> WORK TO COMPLETE: Could you write out the records below exactly as they appear, leaving out any pictures?

> RECORD LIST:
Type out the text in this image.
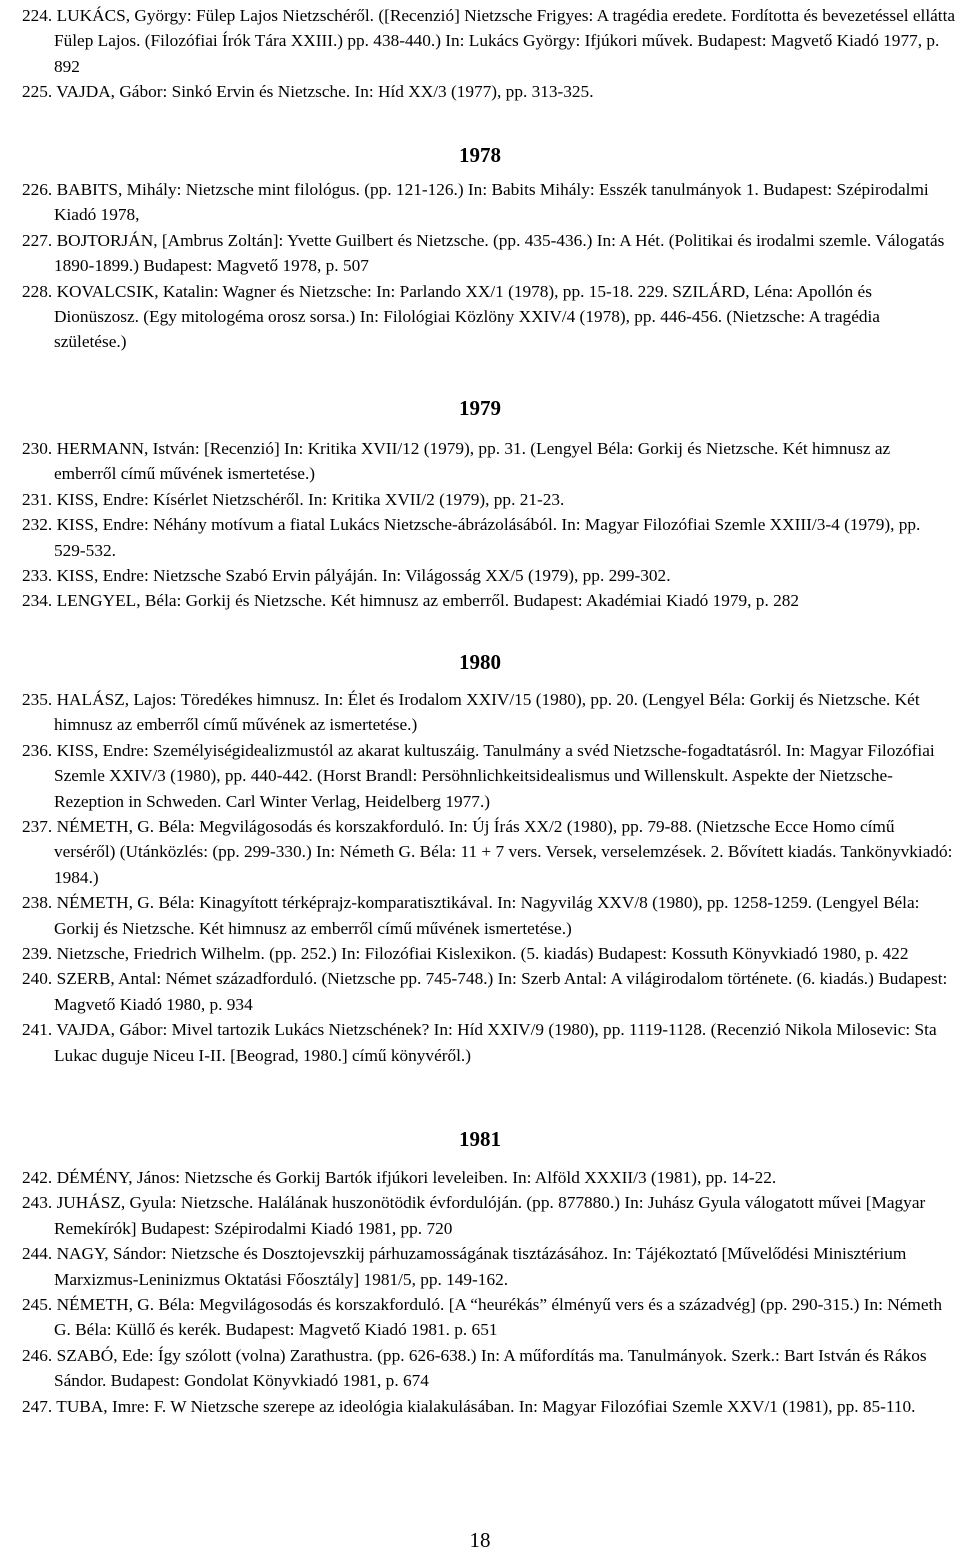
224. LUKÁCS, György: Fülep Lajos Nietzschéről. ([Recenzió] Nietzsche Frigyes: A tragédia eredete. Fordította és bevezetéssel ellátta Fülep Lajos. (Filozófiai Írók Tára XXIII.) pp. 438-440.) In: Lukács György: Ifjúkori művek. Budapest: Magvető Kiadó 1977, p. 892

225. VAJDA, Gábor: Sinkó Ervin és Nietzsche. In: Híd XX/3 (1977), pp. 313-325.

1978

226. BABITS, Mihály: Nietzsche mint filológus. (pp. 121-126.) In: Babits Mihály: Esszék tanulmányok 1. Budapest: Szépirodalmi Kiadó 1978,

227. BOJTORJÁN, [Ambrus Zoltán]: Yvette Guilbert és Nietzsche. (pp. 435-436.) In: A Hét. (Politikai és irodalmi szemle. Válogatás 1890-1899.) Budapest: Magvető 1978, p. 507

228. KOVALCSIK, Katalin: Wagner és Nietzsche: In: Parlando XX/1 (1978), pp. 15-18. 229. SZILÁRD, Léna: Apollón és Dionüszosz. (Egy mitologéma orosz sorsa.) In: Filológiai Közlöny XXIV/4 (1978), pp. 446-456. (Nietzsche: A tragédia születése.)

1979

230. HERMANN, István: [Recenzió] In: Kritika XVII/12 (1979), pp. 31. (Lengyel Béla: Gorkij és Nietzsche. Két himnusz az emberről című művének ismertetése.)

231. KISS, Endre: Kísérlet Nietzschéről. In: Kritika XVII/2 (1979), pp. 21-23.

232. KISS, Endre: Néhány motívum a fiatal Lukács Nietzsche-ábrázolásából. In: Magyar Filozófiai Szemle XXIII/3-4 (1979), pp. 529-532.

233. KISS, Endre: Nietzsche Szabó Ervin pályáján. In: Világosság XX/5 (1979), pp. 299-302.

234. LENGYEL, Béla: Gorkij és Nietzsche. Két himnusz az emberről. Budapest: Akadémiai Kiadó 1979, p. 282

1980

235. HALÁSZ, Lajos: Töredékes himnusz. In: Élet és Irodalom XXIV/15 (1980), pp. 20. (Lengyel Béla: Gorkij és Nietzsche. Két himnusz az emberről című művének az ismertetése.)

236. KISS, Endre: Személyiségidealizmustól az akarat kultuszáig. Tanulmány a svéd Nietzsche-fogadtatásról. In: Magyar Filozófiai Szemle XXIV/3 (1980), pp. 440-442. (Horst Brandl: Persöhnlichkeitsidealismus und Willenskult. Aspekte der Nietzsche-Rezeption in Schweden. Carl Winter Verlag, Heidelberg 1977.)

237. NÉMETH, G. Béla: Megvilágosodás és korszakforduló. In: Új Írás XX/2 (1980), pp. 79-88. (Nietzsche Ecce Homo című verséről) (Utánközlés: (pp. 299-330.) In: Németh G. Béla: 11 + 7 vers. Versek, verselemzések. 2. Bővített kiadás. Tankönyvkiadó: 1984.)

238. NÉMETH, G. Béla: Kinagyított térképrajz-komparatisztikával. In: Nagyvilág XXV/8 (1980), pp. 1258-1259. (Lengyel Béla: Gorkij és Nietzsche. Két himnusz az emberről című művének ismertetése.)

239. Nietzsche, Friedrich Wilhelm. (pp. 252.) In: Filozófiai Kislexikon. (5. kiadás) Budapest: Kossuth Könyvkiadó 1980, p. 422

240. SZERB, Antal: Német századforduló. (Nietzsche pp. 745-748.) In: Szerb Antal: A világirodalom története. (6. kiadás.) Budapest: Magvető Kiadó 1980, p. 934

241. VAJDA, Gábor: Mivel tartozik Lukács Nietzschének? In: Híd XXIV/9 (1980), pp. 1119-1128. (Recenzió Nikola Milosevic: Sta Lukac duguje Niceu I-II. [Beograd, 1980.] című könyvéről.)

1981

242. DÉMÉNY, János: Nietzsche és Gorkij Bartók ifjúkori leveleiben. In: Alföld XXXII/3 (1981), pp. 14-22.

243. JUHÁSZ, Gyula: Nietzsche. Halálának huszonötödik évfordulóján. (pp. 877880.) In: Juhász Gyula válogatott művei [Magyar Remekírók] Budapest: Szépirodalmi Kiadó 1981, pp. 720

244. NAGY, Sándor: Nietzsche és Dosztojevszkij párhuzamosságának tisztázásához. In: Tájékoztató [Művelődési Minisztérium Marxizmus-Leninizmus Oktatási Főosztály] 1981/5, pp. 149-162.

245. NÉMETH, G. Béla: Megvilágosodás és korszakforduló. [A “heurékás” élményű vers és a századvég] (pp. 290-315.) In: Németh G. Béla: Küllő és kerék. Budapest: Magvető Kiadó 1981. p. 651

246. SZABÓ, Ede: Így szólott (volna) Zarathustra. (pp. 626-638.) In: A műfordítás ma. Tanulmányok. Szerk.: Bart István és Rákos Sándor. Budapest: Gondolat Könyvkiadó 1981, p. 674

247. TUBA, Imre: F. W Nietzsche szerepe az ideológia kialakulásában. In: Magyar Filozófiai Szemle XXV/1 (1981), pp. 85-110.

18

> REPLY:
Type out the text in this image.
224. LUKÁCS, György: Fülep Lajos Nietzschéről. ([Recenzió] Nietzsche Frigyes: A tragédia eredete. Fordította és bevezetéssel ellátta Fülep Lajos. (Filozófiai Írók Tára XXIII.) pp. 438-440.) In: Lukács György: Ifjúkori művek. Budapest: Magvető Kiadó 1977, p. 892

225. VAJDA, Gábor: Sinkó Ervin és Nietzsche. In: Híd XX/3 (1977), pp. 313-325.

1978

226. BABITS, Mihály: Nietzsche mint filológus. (pp. 121-126.) In: Babits Mihály: Esszék tanulmányok 1. Budapest: Szépirodalmi Kiadó 1978,

227. BOJTORJÁN, [Ambrus Zoltán]: Yvette Guilbert és Nietzsche. (pp. 435-436.) In: A Hét. (Politikai és irodalmi szemle. Válogatás 1890-1899.) Budapest: Magvető 1978, p. 507

228. KOVALCSIK, Katalin: Wagner és Nietzsche: In: Parlando XX/1 (1978), pp. 15-18. 229. SZILÁRD, Léna: Apollón és Dionüszosz. (Egy mitologéma orosz sorsa.) In: Filológiai Közlöny XXIV/4 (1978), pp. 446-456. (Nietzsche: A tragédia születése.)

1979

230. HERMANN, István: [Recenzió] In: Kritika XVII/12 (1979), pp. 31. (Lengyel Béla: Gorkij és Nietzsche. Két himnusz az emberről című művének ismertetése.)

231. KISS, Endre: Kísérlet Nietzschéről. In: Kritika XVII/2 (1979), pp. 21-23.

232. KISS, Endre: Néhány motívum a fiatal Lukács Nietzsche-ábrázolásából. In: Magyar Filozófiai Szemle XXIII/3-4 (1979), pp. 529-532.

233. KISS, Endre: Nietzsche Szabó Ervin pályáján. In: Világosság XX/5 (1979), pp. 299-302.

234. LENGYEL, Béla: Gorkij és Nietzsche. Két himnusz az emberről. Budapest: Akadémiai Kiadó 1979, p. 282

1980

235. HALÁSZ, Lajos: Töredékes himnusz. In: Élet és Irodalom XXIV/15 (1980), pp. 20. (Lengyel Béla: Gorkij és Nietzsche. Két himnusz az emberről című művének az ismertetése.)

236. KISS, Endre: Személyiségidealizmustól az akarat kultuszáig. Tanulmány a svéd Nietzsche-fogadtatásról. In: Magyar Filozófiai Szemle XXIV/3 (1980), pp. 440-442. (Horst Brandl: Persöhnlichkeitsidealismus und Willenskult. Aspekte der Nietzsche-Rezeption in Schweden. Carl Winter Verlag, Heidelberg 1977.)

237. NÉMETH, G. Béla: Megvilágosodás és korszakforduló. In: Új Írás XX/2 (1980), pp. 79-88. (Nietzsche Ecce Homo című verséről) (Utánközlés: (pp. 299-330.) In: Németh G. Béla: 11 + 7 vers. Versek, verselemzések. 2. Bővített kiadás. Tankönyvkiadó: 1984.)

238. NÉMETH, G. Béla: Kinagyított térképrajz-komparatisztikával. In: Nagyvilág XXV/8 (1980), pp. 1258-1259. (Lengyel Béla: Gorkij és Nietzsche. Két himnusz az emberről című művének ismertetése.)

239. Nietzsche, Friedrich Wilhelm. (pp. 252.) In: Filozófiai Kislexikon. (5. kiadás) Budapest: Kossuth Könyvkiadó 1980, p. 422

240. SZERB, Antal: Német századforduló. (Nietzsche pp. 745-748.) In: Szerb Antal: A világirodalom története. (6. kiadás.) Budapest: Magvető Kiadó 1980, p. 934

241. VAJDA, Gábor: Mivel tartozik Lukács Nietzschének? In: Híd XXIV/9 (1980), pp. 1119-1128. (Recenzió Nikola Milosevic: Sta Lukac duguje Niceu I-II. [Beograd, 1980.] című könyvéről.)

1981

242. DÉMÉNY, János: Nietzsche és Gorkij Bartók ifjúkori leveleiben. In: Alföld XXXII/3 (1981), pp. 14-22.

243. JUHÁSZ, Gyula: Nietzsche. Halálának huszonötödik évfordulóján. (pp. 877880.) In: Juhász Gyula válogatott művei [Magyar Remekírók] Budapest: Szépirodalmi Kiadó 1981, pp. 720

244. NAGY, Sándor: Nietzsche és Dosztojevszkij párhuzamosságának tisztázásához. In: Tájékoztató [Művelődési Minisztérium Marxizmus-Leninizmus Oktatási Főosztály] 1981/5, pp. 149-162.

245. NÉMETH, G. Béla: Megvilágosodás és korszakforduló. [A “heurékás” élményű vers és a századvég] (pp. 290-315.) In: Németh G. Béla: Küllő és kerék. Budapest: Magvető Kiadó 1981. p. 651

246. SZABÓ, Ede: Így szólott (volna) Zarathustra. (pp. 626-638.) In: A műfordítás ma. Tanulmányok. Szerk.: Bart István és Rákos Sándor. Budapest: Gondolat Könyvkiadó 1981, p. 674

247. TUBA, Imre: F. W Nietzsche szerepe az ideológia kialakulásában. In: Magyar Filozófiai Szemle XXV/1 (1981), pp. 85-110.

18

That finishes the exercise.